# Job
Can you transcribe every line exactly and leave the pictures behind?

# Start of Records to process

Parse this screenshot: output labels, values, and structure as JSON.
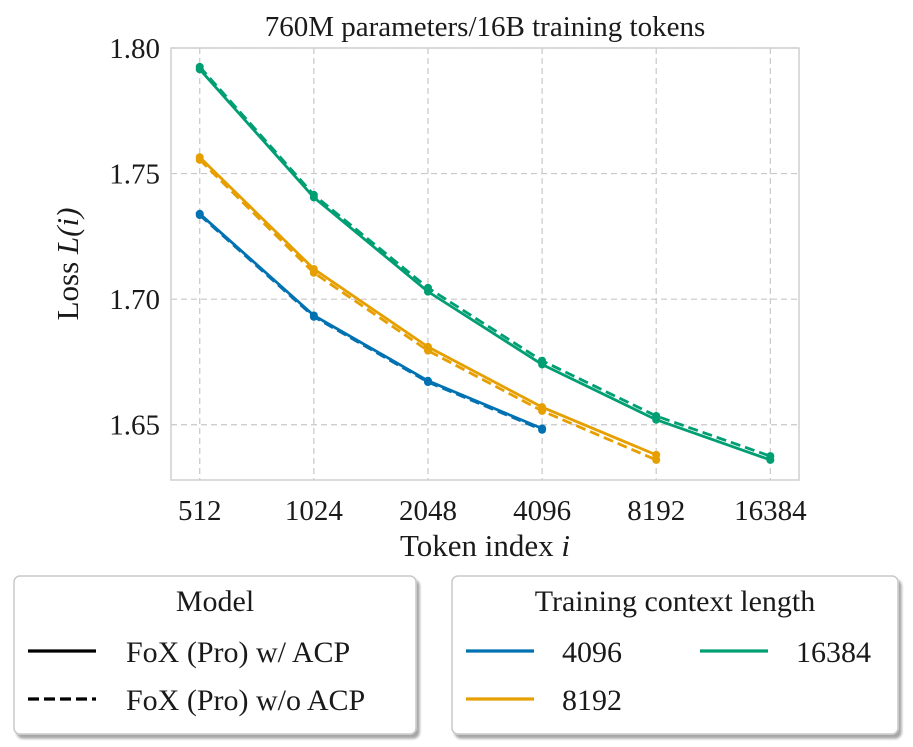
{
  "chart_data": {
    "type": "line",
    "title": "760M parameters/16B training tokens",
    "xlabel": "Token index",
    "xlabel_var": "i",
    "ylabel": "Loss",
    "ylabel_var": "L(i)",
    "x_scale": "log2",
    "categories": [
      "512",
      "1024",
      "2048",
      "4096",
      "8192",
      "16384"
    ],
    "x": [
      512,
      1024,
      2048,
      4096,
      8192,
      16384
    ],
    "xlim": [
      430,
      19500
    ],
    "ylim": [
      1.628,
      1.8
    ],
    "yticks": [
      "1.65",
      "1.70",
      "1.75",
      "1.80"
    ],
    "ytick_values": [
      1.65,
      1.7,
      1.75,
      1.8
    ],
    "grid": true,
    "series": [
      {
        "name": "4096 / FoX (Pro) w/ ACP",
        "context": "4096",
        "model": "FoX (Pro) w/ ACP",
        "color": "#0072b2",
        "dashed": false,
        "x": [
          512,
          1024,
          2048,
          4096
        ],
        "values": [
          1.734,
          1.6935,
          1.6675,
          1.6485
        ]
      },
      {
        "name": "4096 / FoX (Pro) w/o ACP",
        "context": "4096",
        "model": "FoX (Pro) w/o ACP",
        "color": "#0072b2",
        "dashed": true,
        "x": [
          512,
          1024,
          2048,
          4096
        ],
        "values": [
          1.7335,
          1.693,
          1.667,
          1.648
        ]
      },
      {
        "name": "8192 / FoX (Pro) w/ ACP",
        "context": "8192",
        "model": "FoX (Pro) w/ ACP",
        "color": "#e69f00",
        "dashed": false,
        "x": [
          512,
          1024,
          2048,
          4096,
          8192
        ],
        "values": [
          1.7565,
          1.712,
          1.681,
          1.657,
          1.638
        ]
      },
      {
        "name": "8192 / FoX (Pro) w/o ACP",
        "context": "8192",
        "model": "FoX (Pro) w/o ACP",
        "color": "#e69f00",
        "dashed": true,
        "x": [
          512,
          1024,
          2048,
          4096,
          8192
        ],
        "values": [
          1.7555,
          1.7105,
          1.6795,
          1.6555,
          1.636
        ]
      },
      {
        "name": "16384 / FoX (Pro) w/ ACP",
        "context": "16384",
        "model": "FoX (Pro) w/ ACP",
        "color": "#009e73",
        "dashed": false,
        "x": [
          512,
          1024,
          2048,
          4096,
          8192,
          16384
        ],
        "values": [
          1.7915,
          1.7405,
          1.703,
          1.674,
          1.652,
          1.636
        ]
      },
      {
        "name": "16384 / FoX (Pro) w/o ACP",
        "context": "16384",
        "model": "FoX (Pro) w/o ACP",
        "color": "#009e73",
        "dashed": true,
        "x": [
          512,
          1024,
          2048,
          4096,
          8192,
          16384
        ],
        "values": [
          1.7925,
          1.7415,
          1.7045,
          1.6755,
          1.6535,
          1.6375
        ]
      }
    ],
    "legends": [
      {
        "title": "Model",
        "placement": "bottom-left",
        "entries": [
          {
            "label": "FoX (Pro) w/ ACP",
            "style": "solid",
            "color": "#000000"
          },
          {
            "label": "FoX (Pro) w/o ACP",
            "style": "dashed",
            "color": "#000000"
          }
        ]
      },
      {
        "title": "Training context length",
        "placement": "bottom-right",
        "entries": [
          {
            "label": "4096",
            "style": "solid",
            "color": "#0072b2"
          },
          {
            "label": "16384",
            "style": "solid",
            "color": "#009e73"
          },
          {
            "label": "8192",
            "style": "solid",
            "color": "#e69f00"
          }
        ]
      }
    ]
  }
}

# End of Records to process

# Response below
Parse this screenshot: output labels, values, and structure as JSON.
{
  "chart_data": {
    "type": "line",
    "title": "760M parameters/16B training tokens",
    "xlabel": "Token index",
    "xlabel_var": "i",
    "ylabel": "Loss",
    "ylabel_var": "L(i)",
    "x_scale": "log2",
    "categories": [
      "512",
      "1024",
      "2048",
      "4096",
      "8192",
      "16384"
    ],
    "x": [
      512,
      1024,
      2048,
      4096,
      8192,
      16384
    ],
    "xlim": [
      430,
      19500
    ],
    "ylim": [
      1.628,
      1.8
    ],
    "yticks": [
      "1.65",
      "1.70",
      "1.75",
      "1.80"
    ],
    "ytick_values": [
      1.65,
      1.7,
      1.75,
      1.8
    ],
    "grid": true,
    "series": [
      {
        "name": "4096 / FoX (Pro) w/ ACP",
        "context": "4096",
        "model": "FoX (Pro) w/ ACP",
        "color": "#0072b2",
        "dashed": false,
        "x": [
          512,
          1024,
          2048,
          4096
        ],
        "values": [
          1.734,
          1.6935,
          1.6675,
          1.6485
        ]
      },
      {
        "name": "4096 / FoX (Pro) w/o ACP",
        "context": "4096",
        "model": "FoX (Pro) w/o ACP",
        "color": "#0072b2",
        "dashed": true,
        "x": [
          512,
          1024,
          2048,
          4096
        ],
        "values": [
          1.7335,
          1.693,
          1.667,
          1.648
        ]
      },
      {
        "name": "8192 / FoX (Pro) w/ ACP",
        "context": "8192",
        "model": "FoX (Pro) w/ ACP",
        "color": "#e69f00",
        "dashed": false,
        "x": [
          512,
          1024,
          2048,
          4096,
          8192
        ],
        "values": [
          1.7565,
          1.712,
          1.681,
          1.657,
          1.638
        ]
      },
      {
        "name": "8192 / FoX (Pro) w/o ACP",
        "context": "8192",
        "model": "FoX (Pro) w/o ACP",
        "color": "#e69f00",
        "dashed": true,
        "x": [
          512,
          1024,
          2048,
          4096,
          8192
        ],
        "values": [
          1.7555,
          1.7105,
          1.6795,
          1.6555,
          1.636
        ]
      },
      {
        "name": "16384 / FoX (Pro) w/ ACP",
        "context": "16384",
        "model": "FoX (Pro) w/ ACP",
        "color": "#009e73",
        "dashed": false,
        "x": [
          512,
          1024,
          2048,
          4096,
          8192,
          16384
        ],
        "values": [
          1.7915,
          1.7405,
          1.703,
          1.674,
          1.652,
          1.636
        ]
      },
      {
        "name": "16384 / FoX (Pro) w/o ACP",
        "context": "16384",
        "model": "FoX (Pro) w/o ACP",
        "color": "#009e73",
        "dashed": true,
        "x": [
          512,
          1024,
          2048,
          4096,
          8192,
          16384
        ],
        "values": [
          1.7925,
          1.7415,
          1.7045,
          1.6755,
          1.6535,
          1.6375
        ]
      }
    ],
    "legends": [
      {
        "title": "Model",
        "placement": "bottom-left",
        "entries": [
          {
            "label": "FoX (Pro) w/ ACP",
            "style": "solid",
            "color": "#000000"
          },
          {
            "label": "FoX (Pro) w/o ACP",
            "style": "dashed",
            "color": "#000000"
          }
        ]
      },
      {
        "title": "Training context length",
        "placement": "bottom-right",
        "entries": [
          {
            "label": "4096",
            "style": "solid",
            "color": "#0072b2"
          },
          {
            "label": "16384",
            "style": "solid",
            "color": "#009e73"
          },
          {
            "label": "8192",
            "style": "solid",
            "color": "#e69f00"
          }
        ]
      }
    ]
  }
}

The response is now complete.